→ **Stored data**:
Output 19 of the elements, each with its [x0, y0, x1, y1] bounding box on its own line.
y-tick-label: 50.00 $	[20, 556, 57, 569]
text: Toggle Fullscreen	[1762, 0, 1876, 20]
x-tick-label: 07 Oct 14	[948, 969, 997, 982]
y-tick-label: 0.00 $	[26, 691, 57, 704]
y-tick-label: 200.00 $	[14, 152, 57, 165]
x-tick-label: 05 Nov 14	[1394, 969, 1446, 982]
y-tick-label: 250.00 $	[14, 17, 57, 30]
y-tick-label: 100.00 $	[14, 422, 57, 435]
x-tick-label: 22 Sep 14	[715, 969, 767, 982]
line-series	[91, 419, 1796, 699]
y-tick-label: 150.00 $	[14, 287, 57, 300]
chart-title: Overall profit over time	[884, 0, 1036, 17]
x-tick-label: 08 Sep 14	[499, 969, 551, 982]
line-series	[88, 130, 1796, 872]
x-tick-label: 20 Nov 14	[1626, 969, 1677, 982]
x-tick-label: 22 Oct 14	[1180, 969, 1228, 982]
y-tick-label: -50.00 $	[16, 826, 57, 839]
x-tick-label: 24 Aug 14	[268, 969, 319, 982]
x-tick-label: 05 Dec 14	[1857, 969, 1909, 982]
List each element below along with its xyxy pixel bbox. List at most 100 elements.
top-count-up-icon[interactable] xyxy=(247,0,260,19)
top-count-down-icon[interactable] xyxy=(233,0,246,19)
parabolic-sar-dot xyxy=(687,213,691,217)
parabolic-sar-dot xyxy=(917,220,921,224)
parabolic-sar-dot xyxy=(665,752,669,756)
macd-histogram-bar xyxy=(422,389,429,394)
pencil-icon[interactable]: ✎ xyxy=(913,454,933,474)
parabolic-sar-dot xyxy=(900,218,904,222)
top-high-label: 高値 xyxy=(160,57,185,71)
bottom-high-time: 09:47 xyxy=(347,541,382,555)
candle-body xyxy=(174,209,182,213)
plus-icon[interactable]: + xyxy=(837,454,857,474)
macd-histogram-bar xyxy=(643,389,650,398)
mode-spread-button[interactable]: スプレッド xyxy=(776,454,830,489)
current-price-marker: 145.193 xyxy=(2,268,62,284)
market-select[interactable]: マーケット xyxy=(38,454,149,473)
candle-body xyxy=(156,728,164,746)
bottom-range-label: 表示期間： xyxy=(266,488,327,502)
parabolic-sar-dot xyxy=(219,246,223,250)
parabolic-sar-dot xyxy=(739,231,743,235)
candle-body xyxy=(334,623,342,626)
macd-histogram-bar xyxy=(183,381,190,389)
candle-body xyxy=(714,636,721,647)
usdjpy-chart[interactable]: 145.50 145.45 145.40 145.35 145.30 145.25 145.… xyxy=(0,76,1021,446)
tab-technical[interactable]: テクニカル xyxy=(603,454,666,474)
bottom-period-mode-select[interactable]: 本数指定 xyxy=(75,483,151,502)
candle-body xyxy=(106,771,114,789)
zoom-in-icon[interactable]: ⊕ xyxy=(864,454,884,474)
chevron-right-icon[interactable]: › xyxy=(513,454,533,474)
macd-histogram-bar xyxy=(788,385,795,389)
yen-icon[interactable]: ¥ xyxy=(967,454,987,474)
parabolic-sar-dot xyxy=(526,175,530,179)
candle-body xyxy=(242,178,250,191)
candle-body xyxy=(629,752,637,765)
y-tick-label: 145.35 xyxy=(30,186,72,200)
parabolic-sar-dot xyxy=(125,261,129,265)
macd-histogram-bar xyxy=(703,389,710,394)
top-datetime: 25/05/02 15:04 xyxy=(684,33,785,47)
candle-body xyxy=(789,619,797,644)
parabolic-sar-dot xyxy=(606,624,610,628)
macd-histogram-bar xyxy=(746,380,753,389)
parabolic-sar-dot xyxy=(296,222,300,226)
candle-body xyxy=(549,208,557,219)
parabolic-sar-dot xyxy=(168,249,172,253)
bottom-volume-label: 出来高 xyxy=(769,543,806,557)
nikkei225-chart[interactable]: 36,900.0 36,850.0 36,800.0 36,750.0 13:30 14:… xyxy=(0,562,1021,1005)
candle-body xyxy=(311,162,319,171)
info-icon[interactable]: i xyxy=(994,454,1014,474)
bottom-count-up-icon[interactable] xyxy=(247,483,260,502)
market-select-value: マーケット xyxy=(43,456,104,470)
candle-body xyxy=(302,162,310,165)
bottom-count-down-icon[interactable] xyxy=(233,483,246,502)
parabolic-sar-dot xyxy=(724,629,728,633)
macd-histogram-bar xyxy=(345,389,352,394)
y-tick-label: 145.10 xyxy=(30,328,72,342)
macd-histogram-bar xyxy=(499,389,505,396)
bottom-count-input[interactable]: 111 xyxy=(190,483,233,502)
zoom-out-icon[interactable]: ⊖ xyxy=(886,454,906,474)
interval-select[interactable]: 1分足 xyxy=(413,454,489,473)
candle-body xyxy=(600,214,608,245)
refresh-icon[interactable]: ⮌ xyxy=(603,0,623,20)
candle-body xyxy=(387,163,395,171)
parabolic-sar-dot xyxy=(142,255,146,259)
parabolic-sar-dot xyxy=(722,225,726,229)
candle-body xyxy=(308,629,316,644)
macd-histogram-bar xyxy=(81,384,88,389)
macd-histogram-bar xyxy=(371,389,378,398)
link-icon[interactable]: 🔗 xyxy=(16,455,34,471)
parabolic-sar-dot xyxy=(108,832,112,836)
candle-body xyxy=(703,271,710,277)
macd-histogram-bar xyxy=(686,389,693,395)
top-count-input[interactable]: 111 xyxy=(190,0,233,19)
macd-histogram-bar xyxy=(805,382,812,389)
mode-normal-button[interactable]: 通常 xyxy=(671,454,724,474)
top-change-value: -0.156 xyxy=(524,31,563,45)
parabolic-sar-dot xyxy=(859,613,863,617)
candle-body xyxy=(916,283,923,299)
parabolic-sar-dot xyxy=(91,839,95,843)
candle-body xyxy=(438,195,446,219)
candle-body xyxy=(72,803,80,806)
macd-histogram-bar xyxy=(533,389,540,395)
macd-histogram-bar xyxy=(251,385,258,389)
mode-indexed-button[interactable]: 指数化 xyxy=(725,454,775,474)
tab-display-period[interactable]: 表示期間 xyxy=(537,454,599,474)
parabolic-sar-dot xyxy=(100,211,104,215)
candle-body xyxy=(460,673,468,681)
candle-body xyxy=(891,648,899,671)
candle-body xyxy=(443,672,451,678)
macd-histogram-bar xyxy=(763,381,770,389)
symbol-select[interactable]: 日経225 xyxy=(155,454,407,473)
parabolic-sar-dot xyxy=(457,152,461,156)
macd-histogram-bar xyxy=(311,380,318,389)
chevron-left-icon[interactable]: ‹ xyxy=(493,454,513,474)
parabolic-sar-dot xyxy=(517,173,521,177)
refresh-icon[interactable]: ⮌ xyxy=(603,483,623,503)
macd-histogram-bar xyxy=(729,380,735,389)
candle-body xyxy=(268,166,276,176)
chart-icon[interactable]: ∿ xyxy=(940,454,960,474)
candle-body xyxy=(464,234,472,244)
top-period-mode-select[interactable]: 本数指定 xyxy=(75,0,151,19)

→ **Task directions**:
Copy the records from the start through the line containing "x-tick-label: 05 Nov", swapping "y-tick-label" for "y-axis-label" and leaving everything else unchanged.

→ **Written response**:
Output 19 of the elements, each with its [x0, y0, x1, y1] bounding box on its own line.
y-axis-label: 50.00 $	[20, 556, 57, 569]
text: Toggle Fullscreen	[1762, 0, 1876, 20]
x-tick-label: 07 Oct 14	[948, 969, 997, 982]
y-axis-label: 0.00 $	[26, 691, 57, 704]
y-axis-label: 200.00 $	[14, 152, 57, 165]
x-tick-label: 05 Nov 14	[1394, 969, 1446, 982]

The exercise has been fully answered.